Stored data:
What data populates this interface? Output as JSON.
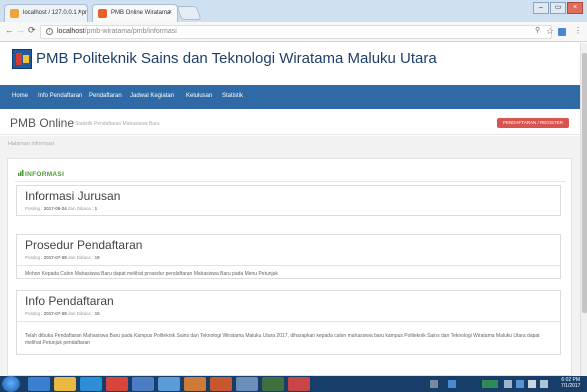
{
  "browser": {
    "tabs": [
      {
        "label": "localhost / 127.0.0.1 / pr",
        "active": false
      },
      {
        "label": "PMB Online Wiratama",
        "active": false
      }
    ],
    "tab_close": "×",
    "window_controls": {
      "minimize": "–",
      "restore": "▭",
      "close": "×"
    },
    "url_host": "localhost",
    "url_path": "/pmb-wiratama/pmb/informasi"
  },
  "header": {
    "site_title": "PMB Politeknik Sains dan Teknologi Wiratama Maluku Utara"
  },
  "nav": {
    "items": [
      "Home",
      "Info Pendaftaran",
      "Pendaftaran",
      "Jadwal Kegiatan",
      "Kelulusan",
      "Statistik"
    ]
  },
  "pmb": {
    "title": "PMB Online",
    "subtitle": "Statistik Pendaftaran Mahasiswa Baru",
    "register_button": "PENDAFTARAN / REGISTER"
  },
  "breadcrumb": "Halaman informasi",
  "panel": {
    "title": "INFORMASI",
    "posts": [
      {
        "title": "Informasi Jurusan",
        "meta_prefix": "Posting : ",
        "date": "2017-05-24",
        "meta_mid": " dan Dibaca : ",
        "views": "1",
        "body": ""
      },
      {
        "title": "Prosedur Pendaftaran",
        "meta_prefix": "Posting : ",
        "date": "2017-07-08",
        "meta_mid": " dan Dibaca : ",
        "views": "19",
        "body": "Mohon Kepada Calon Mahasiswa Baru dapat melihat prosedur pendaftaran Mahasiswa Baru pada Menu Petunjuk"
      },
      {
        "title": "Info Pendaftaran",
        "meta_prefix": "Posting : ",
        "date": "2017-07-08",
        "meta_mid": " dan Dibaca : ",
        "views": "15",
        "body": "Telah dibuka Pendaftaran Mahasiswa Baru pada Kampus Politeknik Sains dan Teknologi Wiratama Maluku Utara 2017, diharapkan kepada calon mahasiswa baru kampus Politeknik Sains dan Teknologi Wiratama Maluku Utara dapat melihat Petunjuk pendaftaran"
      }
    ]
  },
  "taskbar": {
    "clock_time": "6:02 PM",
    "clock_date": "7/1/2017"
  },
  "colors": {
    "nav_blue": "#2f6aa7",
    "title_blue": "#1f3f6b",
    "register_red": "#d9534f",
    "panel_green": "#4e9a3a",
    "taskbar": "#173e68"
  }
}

* _CHALLENGE_
Each entry above should be reproduced exactly, with the pictures removed.

* _OUTPUT_
What data populates this interface? Output as JSON.
{
  "browser": {
    "tabs": [
      {
        "label": "localhost / 127.0.0.1 / pr",
        "active": false
      },
      {
        "label": "PMB Online Wiratama",
        "active": false
      }
    ],
    "tab_close": "×",
    "window_controls": {
      "minimize": "–",
      "restore": "▭",
      "close": "×"
    },
    "url_host": "localhost",
    "url_path": "/pmb-wiratama/pmb/informasi"
  },
  "header": {
    "site_title": "PMB Politeknik Sains dan Teknologi Wiratama Maluku Utara"
  },
  "nav": {
    "items": [
      "Home",
      "Info Pendaftaran",
      "Pendaftaran",
      "Jadwal Kegiatan",
      "Kelulusan",
      "Statistik"
    ]
  },
  "pmb": {
    "title": "PMB Online",
    "subtitle": "Statistik Pendaftaran Mahasiswa Baru",
    "register_button": "PENDAFTARAN / REGISTER"
  },
  "breadcrumb": "Halaman informasi",
  "panel": {
    "title": "INFORMASI",
    "posts": [
      {
        "title": "Informasi Jurusan",
        "meta_prefix": "Posting : ",
        "date": "2017-05-24",
        "meta_mid": " dan Dibaca : ",
        "views": "1",
        "body": ""
      },
      {
        "title": "Prosedur Pendaftaran",
        "meta_prefix": "Posting : ",
        "date": "2017-07-08",
        "meta_mid": " dan Dibaca : ",
        "views": "19",
        "body": "Mohon Kepada Calon Mahasiswa Baru dapat melihat prosedur pendaftaran Mahasiswa Baru pada Menu Petunjuk"
      },
      {
        "title": "Info Pendaftaran",
        "meta_prefix": "Posting : ",
        "date": "2017-07-08",
        "meta_mid": " dan Dibaca : ",
        "views": "15",
        "body": "Telah dibuka Pendaftaran Mahasiswa Baru pada Kampus Politeknik Sains dan Teknologi Wiratama Maluku Utara 2017, diharapkan kepada calon mahasiswa baru kampus Politeknik Sains dan Teknologi Wiratama Maluku Utara dapat melihat Petunjuk pendaftaran"
      }
    ]
  },
  "taskbar": {
    "clock_time": "6:02 PM",
    "clock_date": "7/1/2017"
  },
  "colors": {
    "nav_blue": "#2f6aa7",
    "title_blue": "#1f3f6b",
    "register_red": "#d9534f",
    "panel_green": "#4e9a3a",
    "taskbar": "#173e68"
  }
}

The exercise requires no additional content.